# Directive:
Could you write out the records below exactly as they appear, leaving out any pictures?

# Stored data:
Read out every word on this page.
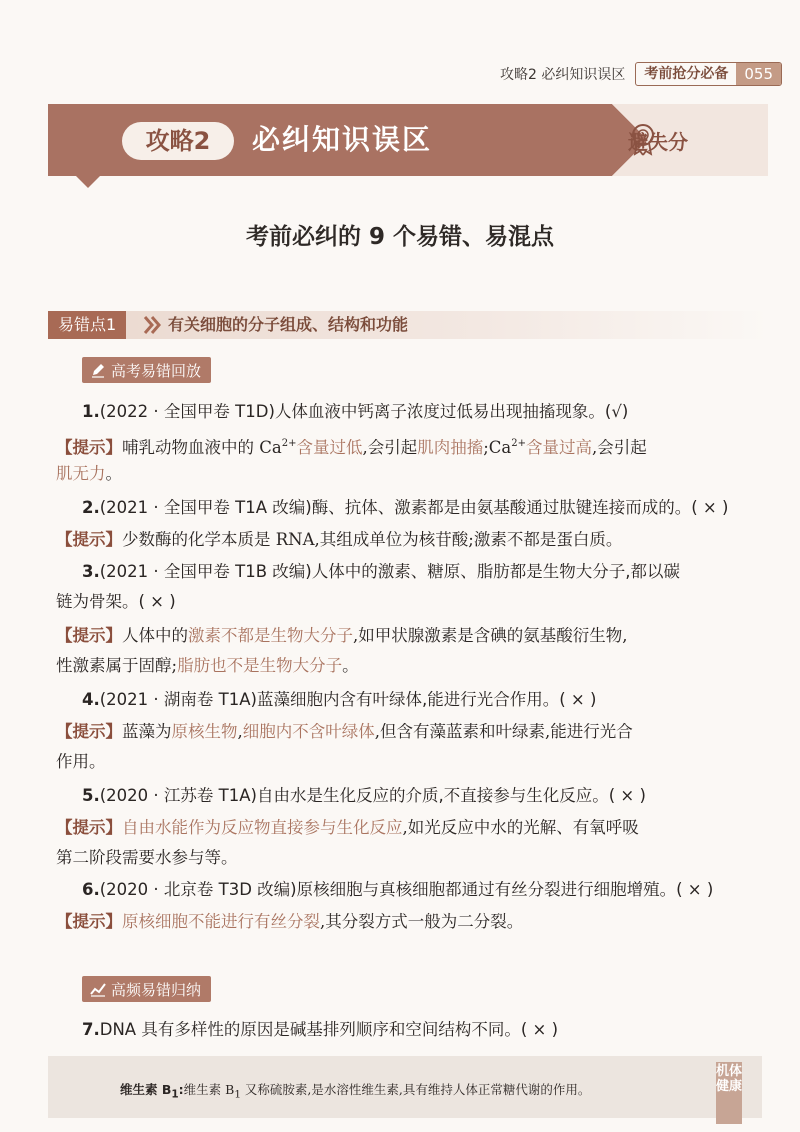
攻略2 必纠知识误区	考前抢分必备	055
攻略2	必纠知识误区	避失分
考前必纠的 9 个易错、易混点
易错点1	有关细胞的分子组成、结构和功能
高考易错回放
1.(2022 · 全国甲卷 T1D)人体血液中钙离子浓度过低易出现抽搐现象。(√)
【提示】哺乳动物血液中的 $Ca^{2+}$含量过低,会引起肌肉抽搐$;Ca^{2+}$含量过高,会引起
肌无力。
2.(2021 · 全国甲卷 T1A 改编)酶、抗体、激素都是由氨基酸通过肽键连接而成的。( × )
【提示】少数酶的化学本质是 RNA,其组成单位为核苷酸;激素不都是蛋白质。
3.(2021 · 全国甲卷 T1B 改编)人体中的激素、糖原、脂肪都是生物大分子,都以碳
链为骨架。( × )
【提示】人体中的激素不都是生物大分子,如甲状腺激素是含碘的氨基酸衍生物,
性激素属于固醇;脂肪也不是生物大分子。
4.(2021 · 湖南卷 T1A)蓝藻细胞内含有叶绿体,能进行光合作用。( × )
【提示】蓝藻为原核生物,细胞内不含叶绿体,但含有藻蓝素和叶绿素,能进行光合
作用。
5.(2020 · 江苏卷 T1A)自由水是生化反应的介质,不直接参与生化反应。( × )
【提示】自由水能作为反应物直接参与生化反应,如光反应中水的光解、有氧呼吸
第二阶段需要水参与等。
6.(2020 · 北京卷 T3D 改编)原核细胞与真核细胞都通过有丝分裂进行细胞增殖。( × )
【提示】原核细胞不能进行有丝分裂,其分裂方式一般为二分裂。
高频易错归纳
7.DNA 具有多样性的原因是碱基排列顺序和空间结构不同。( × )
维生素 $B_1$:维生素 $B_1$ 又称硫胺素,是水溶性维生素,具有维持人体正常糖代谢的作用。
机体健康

# Result of this exercise:
Read out every word on this page.
攻略2 必纠知识误区	考前抢分必备	055
攻略2	必纠知识误区	避失分
考前必纠的 9 个易错、易混点
易错点1	有关细胞的分子组成、结构和功能
高考易错回放
1.(2022 · 全国甲卷 T1D)人体血液中钙离子浓度过低易出现抽搐现象。(√)
【提示】哺乳动物血液中的 $Ca^{2+}$含量过低,会引起肌肉抽搐$;Ca^{2+}$含量过高,会引起
肌无力。
2.(2021 · 全国甲卷 T1A 改编)酶、抗体、激素都是由氨基酸通过肽键连接而成的。( × )
【提示】少数酶的化学本质是 RNA,其组成单位为核苷酸;激素不都是蛋白质。
3.(2021 · 全国甲卷 T1B 改编)人体中的激素、糖原、脂肪都是生物大分子,都以碳
链为骨架。( × )
【提示】人体中的激素不都是生物大分子,如甲状腺激素是含碘的氨基酸衍生物,
性激素属于固醇;脂肪也不是生物大分子。
4.(2021 · 湖南卷 T1A)蓝藻细胞内含有叶绿体,能进行光合作用。( × )
【提示】蓝藻为原核生物,细胞内不含叶绿体,但含有藻蓝素和叶绿素,能进行光合
作用。
5.(2020 · 江苏卷 T1A)自由水是生化反应的介质,不直接参与生化反应。( × )
【提示】自由水能作为反应物直接参与生化反应,如光反应中水的光解、有氧呼吸
第二阶段需要水参与等。
6.(2020 · 北京卷 T3D 改编)原核细胞与真核细胞都通过有丝分裂进行细胞增殖。( × )
【提示】原核细胞不能进行有丝分裂,其分裂方式一般为二分裂。
高频易错归纳
7.DNA 具有多样性的原因是碱基排列顺序和空间结构不同。( × )
维生素 $B_1$:维生素 $B_1$ 又称硫胺素,是水溶性维生素,具有维持人体正常糖代谢的作用。
机体健康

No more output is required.